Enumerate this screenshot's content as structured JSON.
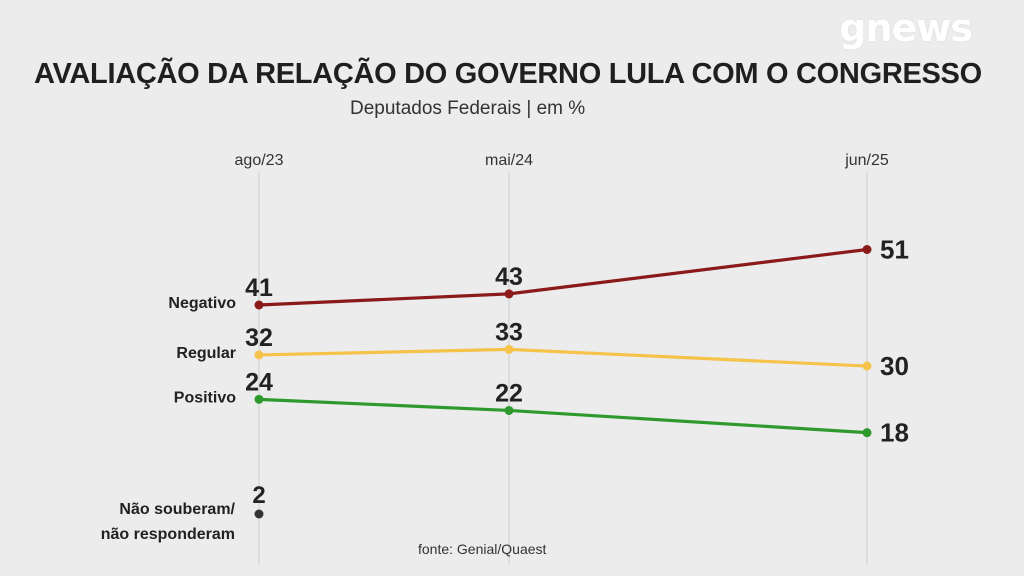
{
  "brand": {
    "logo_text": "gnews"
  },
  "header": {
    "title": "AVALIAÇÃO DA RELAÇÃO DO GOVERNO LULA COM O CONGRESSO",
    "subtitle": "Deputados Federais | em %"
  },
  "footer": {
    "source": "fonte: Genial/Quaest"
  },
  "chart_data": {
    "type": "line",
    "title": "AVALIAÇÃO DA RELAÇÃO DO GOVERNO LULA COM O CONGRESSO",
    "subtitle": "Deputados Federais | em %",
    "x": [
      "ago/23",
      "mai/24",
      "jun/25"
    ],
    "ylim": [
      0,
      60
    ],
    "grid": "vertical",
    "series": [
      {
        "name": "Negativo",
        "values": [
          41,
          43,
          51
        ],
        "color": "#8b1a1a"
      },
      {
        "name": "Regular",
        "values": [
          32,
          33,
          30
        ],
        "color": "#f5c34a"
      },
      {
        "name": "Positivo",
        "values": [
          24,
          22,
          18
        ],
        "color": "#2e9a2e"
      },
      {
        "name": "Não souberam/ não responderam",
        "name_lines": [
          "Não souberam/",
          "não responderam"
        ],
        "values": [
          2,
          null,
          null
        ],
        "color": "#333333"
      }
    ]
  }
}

◇ ◇ ◇ ◇ ◇ ◇ ◇

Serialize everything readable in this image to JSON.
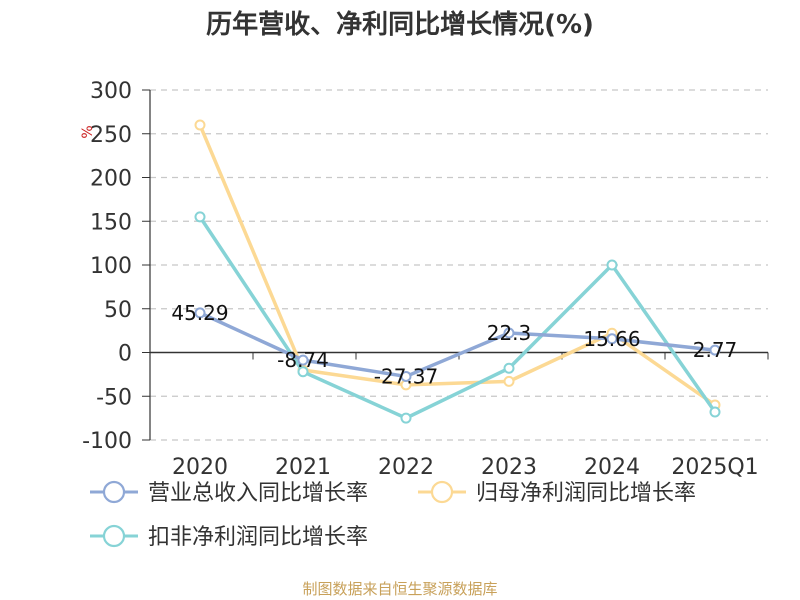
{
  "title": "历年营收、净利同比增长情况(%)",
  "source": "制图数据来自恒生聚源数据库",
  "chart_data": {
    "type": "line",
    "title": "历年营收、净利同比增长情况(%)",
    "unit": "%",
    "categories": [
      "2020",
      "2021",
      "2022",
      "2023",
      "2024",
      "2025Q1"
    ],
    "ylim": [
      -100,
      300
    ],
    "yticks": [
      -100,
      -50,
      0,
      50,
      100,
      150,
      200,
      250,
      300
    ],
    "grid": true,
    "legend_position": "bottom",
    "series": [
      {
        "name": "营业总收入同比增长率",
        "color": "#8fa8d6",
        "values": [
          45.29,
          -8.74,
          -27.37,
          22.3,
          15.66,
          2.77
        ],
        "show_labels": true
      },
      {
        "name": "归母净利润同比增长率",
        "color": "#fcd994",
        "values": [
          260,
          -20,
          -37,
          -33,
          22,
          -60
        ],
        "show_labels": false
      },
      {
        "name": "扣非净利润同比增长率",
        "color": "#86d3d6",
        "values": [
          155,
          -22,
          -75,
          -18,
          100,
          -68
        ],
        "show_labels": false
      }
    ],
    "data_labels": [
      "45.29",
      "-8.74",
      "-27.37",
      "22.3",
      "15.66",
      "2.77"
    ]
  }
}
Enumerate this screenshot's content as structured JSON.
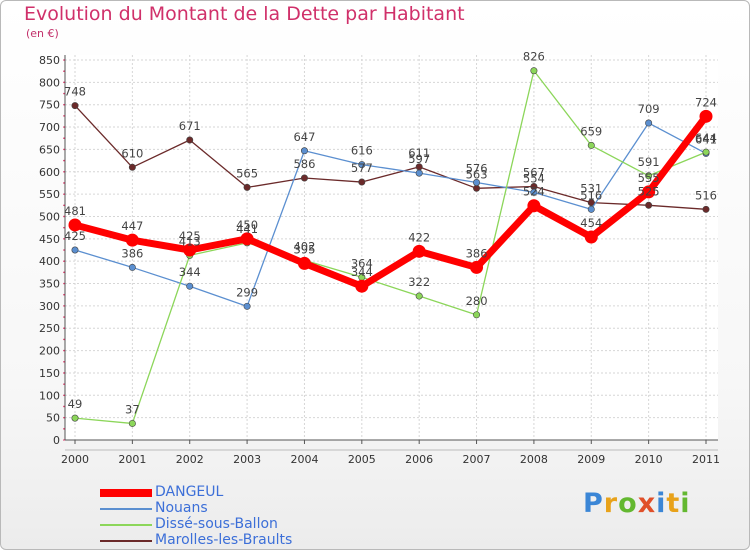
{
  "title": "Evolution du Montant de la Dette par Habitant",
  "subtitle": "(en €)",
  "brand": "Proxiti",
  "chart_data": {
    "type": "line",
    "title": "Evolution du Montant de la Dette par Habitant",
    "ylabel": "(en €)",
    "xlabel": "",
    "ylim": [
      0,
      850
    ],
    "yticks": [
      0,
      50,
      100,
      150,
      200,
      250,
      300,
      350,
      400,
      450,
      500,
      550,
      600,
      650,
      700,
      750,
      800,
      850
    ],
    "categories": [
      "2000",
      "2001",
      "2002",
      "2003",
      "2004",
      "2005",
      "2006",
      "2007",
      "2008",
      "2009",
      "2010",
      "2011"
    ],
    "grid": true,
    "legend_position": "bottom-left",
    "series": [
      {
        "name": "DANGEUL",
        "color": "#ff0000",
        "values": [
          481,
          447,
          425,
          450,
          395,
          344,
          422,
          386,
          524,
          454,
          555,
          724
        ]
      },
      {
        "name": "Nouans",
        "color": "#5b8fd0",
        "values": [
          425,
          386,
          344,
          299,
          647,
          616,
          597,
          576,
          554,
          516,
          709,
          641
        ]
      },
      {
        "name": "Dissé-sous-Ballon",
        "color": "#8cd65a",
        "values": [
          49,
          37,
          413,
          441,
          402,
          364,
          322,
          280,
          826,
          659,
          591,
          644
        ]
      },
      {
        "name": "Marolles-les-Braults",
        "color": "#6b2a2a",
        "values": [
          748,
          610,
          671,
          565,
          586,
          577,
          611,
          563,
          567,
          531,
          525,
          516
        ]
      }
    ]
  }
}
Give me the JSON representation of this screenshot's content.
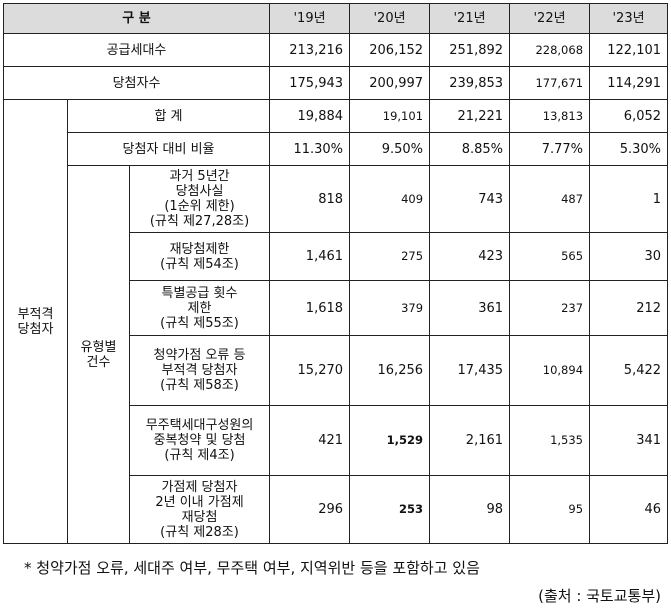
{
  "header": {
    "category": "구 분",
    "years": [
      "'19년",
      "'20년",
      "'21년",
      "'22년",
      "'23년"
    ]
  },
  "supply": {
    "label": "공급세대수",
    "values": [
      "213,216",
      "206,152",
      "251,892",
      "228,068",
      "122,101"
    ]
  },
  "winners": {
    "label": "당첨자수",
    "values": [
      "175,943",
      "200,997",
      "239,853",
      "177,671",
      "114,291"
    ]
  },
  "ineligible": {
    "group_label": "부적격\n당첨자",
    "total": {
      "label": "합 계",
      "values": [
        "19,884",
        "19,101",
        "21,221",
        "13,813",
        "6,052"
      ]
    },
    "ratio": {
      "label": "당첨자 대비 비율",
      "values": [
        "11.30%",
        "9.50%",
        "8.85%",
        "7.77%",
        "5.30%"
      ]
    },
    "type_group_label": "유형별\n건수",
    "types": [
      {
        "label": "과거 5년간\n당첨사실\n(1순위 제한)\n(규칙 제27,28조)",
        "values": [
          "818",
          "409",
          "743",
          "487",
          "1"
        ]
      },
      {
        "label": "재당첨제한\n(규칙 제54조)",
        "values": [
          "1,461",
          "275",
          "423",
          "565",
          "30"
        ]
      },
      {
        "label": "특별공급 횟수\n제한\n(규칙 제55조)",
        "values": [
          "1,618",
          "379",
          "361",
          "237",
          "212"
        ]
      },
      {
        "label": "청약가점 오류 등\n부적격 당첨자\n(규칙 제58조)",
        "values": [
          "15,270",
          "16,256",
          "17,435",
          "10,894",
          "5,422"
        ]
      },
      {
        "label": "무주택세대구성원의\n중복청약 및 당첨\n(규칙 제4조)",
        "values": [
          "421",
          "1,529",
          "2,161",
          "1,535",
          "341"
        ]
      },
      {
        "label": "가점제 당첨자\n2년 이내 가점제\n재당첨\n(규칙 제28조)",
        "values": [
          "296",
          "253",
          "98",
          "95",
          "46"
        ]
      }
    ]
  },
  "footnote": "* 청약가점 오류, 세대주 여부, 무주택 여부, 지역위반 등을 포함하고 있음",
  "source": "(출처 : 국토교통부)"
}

◇ ◇ ◇ ◇ ◇ ◇ ◇

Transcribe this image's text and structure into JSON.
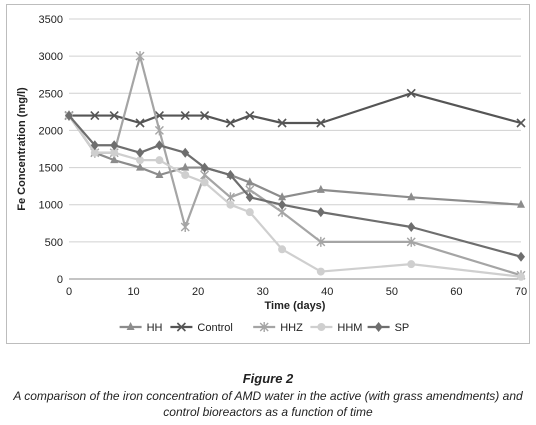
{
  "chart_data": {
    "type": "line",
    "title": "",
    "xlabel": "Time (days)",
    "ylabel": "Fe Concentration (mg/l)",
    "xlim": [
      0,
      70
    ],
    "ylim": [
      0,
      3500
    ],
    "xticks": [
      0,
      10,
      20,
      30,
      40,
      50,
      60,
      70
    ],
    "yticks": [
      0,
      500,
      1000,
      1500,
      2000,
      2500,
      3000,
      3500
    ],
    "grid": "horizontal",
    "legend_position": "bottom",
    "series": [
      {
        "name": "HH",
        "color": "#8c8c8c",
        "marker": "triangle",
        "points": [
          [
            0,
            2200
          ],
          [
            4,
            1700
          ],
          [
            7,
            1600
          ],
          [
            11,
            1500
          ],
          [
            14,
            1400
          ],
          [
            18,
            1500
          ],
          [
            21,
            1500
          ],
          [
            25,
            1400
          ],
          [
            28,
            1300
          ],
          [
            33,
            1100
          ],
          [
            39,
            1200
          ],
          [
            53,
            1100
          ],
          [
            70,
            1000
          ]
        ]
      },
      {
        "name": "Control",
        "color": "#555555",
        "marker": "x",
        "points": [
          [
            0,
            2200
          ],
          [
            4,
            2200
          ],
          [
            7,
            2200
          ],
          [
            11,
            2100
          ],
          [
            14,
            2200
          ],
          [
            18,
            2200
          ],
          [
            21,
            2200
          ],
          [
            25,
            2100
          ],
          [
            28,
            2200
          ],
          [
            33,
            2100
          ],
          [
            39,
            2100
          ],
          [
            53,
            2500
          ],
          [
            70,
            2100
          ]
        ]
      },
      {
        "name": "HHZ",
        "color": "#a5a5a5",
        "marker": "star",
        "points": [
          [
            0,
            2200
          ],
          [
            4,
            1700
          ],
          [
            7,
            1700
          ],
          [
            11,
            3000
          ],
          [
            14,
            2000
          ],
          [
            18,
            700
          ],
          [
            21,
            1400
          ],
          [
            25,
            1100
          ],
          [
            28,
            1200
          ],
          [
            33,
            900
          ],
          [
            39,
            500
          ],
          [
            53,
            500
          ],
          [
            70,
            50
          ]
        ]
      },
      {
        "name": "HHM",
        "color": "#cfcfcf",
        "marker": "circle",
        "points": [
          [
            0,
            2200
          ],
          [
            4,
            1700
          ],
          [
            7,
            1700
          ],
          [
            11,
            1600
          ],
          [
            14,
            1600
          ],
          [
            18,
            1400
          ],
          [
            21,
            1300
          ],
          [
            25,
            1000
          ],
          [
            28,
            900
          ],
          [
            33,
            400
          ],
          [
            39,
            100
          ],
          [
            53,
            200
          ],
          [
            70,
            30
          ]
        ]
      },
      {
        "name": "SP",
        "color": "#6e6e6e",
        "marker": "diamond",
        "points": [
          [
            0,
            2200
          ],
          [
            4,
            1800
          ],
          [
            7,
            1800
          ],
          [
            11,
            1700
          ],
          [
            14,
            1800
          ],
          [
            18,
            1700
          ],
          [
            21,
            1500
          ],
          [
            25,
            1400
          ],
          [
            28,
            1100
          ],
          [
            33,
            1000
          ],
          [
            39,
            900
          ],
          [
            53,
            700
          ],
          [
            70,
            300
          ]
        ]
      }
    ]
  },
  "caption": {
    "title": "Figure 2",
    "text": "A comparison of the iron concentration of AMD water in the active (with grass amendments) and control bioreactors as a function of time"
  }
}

◇ ◇ ◇ ◇ ◇ ◇ ◇

- TO BE DONE -
Pick out and copy every line that contains the word "净利同比增长情况".

- RESULT FOR THIS TASK -
  "title": "历年营收、净利同比增长情况(%)",
    "title": "历年营收、净利同比增长情况(%)",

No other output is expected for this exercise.